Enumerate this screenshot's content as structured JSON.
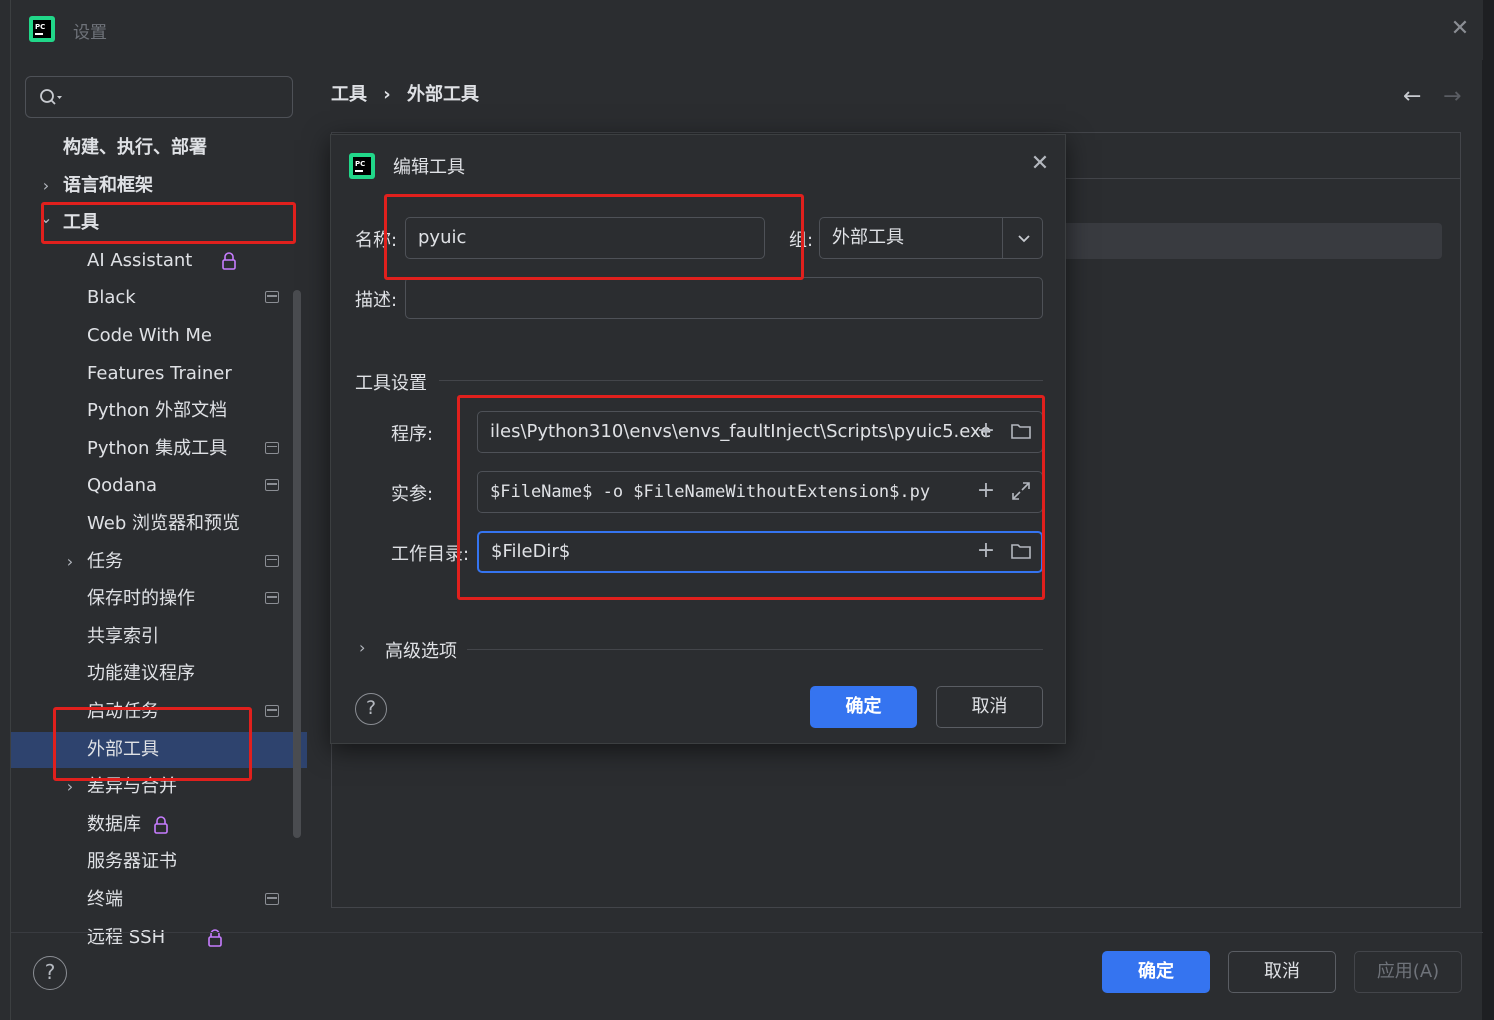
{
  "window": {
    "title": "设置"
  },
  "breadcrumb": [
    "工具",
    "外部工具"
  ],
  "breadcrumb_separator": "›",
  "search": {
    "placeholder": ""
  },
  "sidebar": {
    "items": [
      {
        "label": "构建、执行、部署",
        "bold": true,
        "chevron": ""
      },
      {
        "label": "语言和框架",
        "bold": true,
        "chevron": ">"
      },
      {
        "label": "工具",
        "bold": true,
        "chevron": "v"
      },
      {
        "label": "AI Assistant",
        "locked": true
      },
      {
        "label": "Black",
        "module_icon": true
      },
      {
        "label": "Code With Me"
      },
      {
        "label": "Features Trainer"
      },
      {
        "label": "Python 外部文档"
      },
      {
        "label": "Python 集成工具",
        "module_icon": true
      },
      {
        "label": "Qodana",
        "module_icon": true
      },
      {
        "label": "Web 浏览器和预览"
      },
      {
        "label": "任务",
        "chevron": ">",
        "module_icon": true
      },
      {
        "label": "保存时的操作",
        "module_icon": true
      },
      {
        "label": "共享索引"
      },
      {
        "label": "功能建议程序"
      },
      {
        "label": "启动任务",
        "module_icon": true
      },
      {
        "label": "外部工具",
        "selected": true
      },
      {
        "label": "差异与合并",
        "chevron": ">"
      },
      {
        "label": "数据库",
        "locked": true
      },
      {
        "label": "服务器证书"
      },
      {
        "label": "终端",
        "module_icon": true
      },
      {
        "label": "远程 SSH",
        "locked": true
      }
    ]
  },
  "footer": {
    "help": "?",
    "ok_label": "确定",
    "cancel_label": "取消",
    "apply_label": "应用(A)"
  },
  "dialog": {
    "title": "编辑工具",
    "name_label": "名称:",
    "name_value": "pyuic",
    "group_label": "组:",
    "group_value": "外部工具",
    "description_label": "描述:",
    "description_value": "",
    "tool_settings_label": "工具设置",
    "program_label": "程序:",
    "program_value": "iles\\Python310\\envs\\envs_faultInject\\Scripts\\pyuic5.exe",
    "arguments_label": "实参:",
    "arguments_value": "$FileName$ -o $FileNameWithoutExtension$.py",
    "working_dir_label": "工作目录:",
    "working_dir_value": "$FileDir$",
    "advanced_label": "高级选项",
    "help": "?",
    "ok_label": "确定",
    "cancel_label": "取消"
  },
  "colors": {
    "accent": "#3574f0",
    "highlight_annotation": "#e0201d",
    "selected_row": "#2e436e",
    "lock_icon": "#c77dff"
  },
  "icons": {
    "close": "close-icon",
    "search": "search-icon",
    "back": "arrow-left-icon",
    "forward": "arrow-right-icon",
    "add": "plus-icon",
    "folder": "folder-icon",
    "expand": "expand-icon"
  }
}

■ PROBLEM ■
With the pictures left out, transcribe the material exactly.

■ EXERCISE ANSWER ■
Enumerate this screenshot's content as structured JSON.
{
  "window": {
    "title": "设置"
  },
  "breadcrumb": [
    "工具",
    "外部工具"
  ],
  "breadcrumb_separator": "›",
  "search": {
    "placeholder": ""
  },
  "sidebar": {
    "items": [
      {
        "label": "构建、执行、部署",
        "bold": true,
        "chevron": ""
      },
      {
        "label": "语言和框架",
        "bold": true,
        "chevron": ">"
      },
      {
        "label": "工具",
        "bold": true,
        "chevron": "v"
      },
      {
        "label": "AI Assistant",
        "locked": true
      },
      {
        "label": "Black",
        "module_icon": true
      },
      {
        "label": "Code With Me"
      },
      {
        "label": "Features Trainer"
      },
      {
        "label": "Python 外部文档"
      },
      {
        "label": "Python 集成工具",
        "module_icon": true
      },
      {
        "label": "Qodana",
        "module_icon": true
      },
      {
        "label": "Web 浏览器和预览"
      },
      {
        "label": "任务",
        "chevron": ">",
        "module_icon": true
      },
      {
        "label": "保存时的操作",
        "module_icon": true
      },
      {
        "label": "共享索引"
      },
      {
        "label": "功能建议程序"
      },
      {
        "label": "启动任务",
        "module_icon": true
      },
      {
        "label": "外部工具",
        "selected": true
      },
      {
        "label": "差异与合并",
        "chevron": ">"
      },
      {
        "label": "数据库",
        "locked": true
      },
      {
        "label": "服务器证书"
      },
      {
        "label": "终端",
        "module_icon": true
      },
      {
        "label": "远程 SSH",
        "locked": true
      }
    ]
  },
  "footer": {
    "help": "?",
    "ok_label": "确定",
    "cancel_label": "取消",
    "apply_label": "应用(A)"
  },
  "dialog": {
    "title": "编辑工具",
    "name_label": "名称:",
    "name_value": "pyuic",
    "group_label": "组:",
    "group_value": "外部工具",
    "description_label": "描述:",
    "description_value": "",
    "tool_settings_label": "工具设置",
    "program_label": "程序:",
    "program_value": "iles\\Python310\\envs\\envs_faultInject\\Scripts\\pyuic5.exe",
    "arguments_label": "实参:",
    "arguments_value": "$FileName$ -o $FileNameWithoutExtension$.py",
    "working_dir_label": "工作目录:",
    "working_dir_value": "$FileDir$",
    "advanced_label": "高级选项",
    "help": "?",
    "ok_label": "确定",
    "cancel_label": "取消"
  },
  "colors": {
    "accent": "#3574f0",
    "highlight_annotation": "#e0201d",
    "selected_row": "#2e436e",
    "lock_icon": "#c77dff"
  },
  "icons": {
    "close": "close-icon",
    "search": "search-icon",
    "back": "arrow-left-icon",
    "forward": "arrow-right-icon",
    "add": "plus-icon",
    "folder": "folder-icon",
    "expand": "expand-icon"
  }
}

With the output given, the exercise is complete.